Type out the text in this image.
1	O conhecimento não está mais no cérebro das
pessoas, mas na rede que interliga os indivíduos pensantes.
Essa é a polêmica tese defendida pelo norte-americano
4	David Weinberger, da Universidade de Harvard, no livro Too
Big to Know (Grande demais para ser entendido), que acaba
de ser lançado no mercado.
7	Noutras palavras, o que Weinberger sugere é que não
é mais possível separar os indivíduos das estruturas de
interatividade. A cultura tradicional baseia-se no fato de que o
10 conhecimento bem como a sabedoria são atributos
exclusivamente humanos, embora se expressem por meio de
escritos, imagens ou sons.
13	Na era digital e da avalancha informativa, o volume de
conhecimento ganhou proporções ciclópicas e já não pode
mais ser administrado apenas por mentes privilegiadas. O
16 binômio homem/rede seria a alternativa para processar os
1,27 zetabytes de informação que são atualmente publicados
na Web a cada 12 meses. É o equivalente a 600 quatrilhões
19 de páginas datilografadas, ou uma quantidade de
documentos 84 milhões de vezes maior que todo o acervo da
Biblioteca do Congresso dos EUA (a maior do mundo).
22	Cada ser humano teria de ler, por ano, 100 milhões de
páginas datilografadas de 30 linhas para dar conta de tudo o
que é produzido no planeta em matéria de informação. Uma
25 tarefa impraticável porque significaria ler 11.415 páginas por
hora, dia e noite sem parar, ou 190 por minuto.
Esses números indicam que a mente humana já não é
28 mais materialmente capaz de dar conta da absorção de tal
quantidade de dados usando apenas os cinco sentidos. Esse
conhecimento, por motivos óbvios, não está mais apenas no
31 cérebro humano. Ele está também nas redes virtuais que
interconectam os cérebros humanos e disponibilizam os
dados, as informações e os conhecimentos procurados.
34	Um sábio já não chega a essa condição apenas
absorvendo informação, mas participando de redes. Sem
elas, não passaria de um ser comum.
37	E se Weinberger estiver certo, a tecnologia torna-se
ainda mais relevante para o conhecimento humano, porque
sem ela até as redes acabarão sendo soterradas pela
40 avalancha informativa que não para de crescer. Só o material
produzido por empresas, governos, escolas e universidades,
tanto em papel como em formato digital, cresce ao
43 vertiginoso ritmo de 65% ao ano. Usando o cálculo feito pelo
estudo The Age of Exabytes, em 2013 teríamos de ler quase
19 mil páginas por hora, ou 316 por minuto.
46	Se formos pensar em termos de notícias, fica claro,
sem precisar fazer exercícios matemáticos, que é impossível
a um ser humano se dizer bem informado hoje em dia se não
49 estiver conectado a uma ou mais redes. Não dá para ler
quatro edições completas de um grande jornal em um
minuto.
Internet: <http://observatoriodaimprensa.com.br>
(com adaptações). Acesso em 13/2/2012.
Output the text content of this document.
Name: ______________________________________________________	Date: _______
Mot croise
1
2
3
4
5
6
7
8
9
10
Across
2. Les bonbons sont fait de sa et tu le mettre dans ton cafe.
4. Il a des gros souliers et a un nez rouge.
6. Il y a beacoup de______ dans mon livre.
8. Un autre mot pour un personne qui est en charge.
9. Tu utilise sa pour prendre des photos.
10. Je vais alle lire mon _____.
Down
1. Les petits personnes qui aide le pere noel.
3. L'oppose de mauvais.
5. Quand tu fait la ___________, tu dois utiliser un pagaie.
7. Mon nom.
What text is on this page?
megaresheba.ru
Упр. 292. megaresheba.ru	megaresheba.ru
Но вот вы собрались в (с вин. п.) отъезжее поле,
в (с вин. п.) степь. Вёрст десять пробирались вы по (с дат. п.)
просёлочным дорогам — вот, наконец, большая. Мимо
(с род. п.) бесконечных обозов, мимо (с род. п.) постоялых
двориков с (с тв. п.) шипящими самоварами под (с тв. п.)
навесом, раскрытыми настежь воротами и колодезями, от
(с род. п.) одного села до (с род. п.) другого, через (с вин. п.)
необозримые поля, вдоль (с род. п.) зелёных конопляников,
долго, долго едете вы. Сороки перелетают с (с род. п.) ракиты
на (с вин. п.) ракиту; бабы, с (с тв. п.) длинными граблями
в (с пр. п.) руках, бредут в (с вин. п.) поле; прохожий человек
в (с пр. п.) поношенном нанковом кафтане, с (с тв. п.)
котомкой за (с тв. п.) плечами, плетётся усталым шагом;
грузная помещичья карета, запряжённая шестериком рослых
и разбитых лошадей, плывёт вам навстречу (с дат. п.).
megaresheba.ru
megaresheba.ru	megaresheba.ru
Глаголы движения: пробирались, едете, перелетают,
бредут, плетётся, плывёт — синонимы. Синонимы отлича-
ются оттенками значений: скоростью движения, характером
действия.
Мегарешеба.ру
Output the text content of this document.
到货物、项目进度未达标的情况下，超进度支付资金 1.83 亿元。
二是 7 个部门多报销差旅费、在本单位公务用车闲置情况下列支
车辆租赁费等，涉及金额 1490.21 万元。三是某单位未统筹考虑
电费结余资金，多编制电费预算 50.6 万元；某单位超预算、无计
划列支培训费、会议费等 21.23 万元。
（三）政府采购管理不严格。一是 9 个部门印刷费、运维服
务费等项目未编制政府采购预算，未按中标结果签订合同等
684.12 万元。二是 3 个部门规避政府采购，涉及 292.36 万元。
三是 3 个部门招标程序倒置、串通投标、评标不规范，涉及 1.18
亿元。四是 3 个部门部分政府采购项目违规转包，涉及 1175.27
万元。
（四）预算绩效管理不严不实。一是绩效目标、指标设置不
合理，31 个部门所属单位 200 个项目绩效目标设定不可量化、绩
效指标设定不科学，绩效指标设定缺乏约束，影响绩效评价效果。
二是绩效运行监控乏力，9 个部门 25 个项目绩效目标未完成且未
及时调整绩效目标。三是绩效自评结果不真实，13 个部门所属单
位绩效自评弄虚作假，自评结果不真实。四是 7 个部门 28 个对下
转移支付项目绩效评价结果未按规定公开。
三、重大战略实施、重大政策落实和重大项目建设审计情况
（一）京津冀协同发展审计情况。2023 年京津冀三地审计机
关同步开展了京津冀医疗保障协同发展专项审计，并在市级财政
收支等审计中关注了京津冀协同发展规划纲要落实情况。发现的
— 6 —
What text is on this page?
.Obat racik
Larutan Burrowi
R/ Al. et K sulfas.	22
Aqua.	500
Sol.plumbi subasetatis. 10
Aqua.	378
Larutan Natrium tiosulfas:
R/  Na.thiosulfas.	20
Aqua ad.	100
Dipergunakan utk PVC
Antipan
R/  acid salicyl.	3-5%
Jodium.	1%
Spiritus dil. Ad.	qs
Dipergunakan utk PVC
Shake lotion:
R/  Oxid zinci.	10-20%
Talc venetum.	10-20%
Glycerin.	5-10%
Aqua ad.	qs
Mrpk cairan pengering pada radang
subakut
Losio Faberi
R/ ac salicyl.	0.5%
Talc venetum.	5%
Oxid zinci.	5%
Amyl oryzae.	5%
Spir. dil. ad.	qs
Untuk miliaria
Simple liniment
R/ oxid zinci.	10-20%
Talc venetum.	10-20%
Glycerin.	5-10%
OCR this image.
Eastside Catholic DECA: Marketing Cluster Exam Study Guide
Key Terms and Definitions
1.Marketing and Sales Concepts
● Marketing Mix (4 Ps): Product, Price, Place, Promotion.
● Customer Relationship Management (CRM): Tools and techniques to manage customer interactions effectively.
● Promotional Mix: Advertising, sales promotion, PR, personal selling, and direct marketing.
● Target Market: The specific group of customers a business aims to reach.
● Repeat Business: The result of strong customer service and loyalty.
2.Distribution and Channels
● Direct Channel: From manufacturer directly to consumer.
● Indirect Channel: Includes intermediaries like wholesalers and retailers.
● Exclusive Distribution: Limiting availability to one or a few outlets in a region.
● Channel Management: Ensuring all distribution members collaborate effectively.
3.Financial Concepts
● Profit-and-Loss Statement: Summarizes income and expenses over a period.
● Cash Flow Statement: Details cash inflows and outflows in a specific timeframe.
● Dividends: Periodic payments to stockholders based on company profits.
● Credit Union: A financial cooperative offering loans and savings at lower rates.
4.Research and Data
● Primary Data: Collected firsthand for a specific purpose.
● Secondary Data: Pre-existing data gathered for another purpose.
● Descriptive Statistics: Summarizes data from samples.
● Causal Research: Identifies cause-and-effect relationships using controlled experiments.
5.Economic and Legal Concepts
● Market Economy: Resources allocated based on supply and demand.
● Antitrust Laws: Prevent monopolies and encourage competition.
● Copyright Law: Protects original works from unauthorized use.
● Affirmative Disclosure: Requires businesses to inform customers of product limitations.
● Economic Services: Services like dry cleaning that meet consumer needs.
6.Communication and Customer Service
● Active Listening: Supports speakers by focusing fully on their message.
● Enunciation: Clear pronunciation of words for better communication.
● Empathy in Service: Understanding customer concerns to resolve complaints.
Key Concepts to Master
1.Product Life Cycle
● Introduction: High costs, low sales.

» **WHAT THIS TASK INVOLVES**
Search the lines for the string "consumer" and copy every line that has it.

» **EXPECTED ANSWER**
● Direct Channel: From manufacturer directly to consumer.
● Economic Services: Services like dry cleaning that meet consumer needs.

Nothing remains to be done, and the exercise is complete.